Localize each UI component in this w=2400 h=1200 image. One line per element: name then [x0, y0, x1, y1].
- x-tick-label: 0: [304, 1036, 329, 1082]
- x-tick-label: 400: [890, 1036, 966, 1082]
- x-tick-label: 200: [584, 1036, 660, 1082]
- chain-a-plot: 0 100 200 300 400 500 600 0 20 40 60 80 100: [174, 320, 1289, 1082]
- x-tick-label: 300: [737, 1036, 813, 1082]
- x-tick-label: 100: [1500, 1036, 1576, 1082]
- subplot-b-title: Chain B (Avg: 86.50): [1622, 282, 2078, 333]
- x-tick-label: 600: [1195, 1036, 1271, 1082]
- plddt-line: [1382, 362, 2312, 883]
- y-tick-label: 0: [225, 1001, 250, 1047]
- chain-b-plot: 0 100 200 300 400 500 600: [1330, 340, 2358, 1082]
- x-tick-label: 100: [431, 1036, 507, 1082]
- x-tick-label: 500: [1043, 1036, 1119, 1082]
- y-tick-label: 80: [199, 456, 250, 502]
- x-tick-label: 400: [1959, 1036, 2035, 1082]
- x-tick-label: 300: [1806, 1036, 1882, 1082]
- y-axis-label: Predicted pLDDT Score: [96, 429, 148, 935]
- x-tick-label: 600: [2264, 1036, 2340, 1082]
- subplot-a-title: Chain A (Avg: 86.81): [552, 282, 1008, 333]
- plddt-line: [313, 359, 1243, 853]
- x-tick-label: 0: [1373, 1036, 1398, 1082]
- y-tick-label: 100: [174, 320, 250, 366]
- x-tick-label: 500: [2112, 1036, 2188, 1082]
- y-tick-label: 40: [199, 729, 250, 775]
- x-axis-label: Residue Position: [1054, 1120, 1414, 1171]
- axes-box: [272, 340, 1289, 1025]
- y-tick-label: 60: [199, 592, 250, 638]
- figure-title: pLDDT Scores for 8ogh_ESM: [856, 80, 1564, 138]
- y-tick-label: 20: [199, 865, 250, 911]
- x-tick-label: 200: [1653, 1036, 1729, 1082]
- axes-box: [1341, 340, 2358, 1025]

### TASK GOAL
Edit the records from the first line through the line containing "- chain-b-plot: 0", replacing "plddt-line" with "confidence-line" and leaving everything else unchanged. Return only those lines.

### RESPONSE TO THIS TASK
Localize each UI component in this w=2400 h=1200 image. One line per element: name then [x0, y0, x1, y1].
- x-tick-label: 0: [304, 1036, 329, 1082]
- x-tick-label: 400: [890, 1036, 966, 1082]
- x-tick-label: 200: [584, 1036, 660, 1082]
- chain-a-plot: 0 100 200 300 400 500 600 0 20 40 60 80 100: [174, 320, 1289, 1082]
- x-tick-label: 300: [737, 1036, 813, 1082]
- x-tick-label: 100: [1500, 1036, 1576, 1082]
- subplot-b-title: Chain B (Avg: 86.50): [1622, 282, 2078, 333]
- x-tick-label: 600: [1195, 1036, 1271, 1082]
- confidence-line: [1382, 362, 2312, 883]
- y-tick-label: 0: [225, 1001, 250, 1047]
- chain-b-plot: 0 100 200 300 400 500 600: [1330, 340, 2358, 1082]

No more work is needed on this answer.